# ENUNCIADO
Renombra "Instituto Patria" como "Instituto Nacional" al reproducir el extracto sobre las prepagas entre "Con su enfoque" y "sus declaraciones recientes.", ambos incluidos.

# FRAGMENTO DE ORIGEN
Pero, más allá de la justificación inflacionaria, para el Gobierno es una manera de intentar contener una mayor afluencia de personas al sistema de salud público, ya fomentada por el cierre de empresas y el desempleo. Si se permitiera el aumento que las prepagas pretenden, habría un efecto cascada. Algunos afiliados se cambiarían de las más caras a las más económicas y los de menores ingresos directamente irían al hospital público.
Algunos números que dan en el sector: una familia tipo paga por mes, en una prepaga líder, una cuota de entre $20.000 y $25.000 según el plan. Un solo día de terapia intensiva cuesta, en promedio, unos $70.000, que suben a 100.000 en los sanatorios más equipados. Otra paradoja: las empresas que prestan el servicio dicen que en estas condiciones no les conviene seguir sumando afiliados porque empeoran sus costos, muchos de ellos dolarizados por insumos y repuestos importados.
Un tema aparte es el de los salarios de los empleados de la salud, los auténticos héroes de la pandemia. Clínicas, centros de diagnóstico y prepagas afirmaron que no pueden pagar aumentos de sueldo si no los dejan incrementar cuotas y aranceles. La situación ha llevado a un conflicto, disimulado momentáneamente por una conciliación obligatoria.
Con su enfoque ideologizado, el kirchnerismo corre el riesgo de ir por un objetivo y terminar provocando lo contrario. No solo en este caso. La influencia del Instituto Patria es innegable y, por si hubiera dudas, las despejó la vicepresidenta, Cristina Kirchner, con sus declaraciones recientes.

# DATOS PROPORCIONADOS
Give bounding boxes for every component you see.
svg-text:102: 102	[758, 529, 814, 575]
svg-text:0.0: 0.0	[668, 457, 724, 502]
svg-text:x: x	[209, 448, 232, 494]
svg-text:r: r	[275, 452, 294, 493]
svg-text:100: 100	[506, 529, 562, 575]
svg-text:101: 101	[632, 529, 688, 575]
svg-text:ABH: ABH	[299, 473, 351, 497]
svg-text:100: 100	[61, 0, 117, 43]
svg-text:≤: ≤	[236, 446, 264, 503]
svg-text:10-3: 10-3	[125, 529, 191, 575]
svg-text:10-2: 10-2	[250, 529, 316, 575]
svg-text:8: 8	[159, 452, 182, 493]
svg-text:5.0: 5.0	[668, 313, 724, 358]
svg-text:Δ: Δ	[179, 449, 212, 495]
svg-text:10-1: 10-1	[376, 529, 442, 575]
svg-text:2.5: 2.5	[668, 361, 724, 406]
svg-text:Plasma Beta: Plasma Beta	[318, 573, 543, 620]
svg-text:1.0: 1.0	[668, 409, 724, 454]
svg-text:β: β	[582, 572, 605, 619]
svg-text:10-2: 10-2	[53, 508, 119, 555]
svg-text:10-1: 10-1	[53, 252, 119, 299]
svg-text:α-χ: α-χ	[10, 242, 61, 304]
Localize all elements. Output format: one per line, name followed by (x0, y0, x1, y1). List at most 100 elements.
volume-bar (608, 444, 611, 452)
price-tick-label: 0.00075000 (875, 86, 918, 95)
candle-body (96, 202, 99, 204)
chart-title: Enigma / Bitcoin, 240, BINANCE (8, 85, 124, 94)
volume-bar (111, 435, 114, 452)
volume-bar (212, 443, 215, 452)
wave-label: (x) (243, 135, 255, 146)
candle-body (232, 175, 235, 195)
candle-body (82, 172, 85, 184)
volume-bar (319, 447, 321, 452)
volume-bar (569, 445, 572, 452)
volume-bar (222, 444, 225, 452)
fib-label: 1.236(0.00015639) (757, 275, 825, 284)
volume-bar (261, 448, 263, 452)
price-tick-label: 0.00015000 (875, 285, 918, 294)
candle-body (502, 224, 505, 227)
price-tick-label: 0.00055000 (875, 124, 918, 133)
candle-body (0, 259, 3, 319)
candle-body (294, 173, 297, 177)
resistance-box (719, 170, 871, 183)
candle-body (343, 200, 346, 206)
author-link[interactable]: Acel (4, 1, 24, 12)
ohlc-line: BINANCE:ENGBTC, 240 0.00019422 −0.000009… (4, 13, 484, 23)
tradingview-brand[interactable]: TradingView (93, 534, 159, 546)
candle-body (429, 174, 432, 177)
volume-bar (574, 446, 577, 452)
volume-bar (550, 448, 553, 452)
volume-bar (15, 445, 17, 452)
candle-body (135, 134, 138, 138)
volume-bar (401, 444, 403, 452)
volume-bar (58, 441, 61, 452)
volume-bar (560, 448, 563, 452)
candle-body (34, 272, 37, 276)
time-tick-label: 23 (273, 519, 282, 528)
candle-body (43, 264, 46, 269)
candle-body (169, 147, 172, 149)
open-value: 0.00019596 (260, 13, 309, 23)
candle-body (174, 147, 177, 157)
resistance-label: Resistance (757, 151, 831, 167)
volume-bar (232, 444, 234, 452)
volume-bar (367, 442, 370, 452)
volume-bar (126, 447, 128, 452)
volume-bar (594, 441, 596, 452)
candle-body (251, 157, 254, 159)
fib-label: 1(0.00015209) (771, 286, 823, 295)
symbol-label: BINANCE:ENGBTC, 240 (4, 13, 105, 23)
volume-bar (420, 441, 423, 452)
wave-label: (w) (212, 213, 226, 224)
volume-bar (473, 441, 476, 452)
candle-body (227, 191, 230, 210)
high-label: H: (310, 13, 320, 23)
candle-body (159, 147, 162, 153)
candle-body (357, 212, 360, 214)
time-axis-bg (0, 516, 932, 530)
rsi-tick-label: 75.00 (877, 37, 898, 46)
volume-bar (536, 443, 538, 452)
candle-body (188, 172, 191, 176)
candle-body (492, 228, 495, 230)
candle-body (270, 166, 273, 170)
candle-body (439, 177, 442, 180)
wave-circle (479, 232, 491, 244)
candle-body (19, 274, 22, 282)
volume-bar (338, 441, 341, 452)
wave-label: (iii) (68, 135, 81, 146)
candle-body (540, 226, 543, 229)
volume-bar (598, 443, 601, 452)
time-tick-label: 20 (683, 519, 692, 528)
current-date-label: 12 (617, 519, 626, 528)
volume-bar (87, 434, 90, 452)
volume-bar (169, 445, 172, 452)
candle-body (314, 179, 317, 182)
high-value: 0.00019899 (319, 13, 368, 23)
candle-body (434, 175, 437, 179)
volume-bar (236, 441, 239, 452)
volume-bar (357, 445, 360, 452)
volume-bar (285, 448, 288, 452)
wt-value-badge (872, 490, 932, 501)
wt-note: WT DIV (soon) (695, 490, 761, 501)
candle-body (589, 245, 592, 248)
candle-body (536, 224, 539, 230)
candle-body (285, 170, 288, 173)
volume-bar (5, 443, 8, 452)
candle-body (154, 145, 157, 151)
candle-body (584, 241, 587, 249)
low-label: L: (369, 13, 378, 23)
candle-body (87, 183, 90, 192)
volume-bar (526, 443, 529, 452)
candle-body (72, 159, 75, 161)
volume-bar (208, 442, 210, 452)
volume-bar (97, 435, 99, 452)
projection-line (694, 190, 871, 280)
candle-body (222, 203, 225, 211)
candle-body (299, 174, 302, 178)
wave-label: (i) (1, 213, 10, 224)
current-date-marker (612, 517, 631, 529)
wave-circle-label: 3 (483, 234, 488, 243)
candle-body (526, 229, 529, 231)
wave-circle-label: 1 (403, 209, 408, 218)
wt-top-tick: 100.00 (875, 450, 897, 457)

# RESPUESTA ESPERADA
Con su enfoque ideologizado, el kirchnerismo corre el riesgo de ir por un objetivo y terminar provocando lo contrario. No solo en este caso. La influencia del Instituto Nacional es innegable y, por si hubiera dudas, las despejó la vicepresidenta, Cristina Kirchner, con sus declaraciones recientes.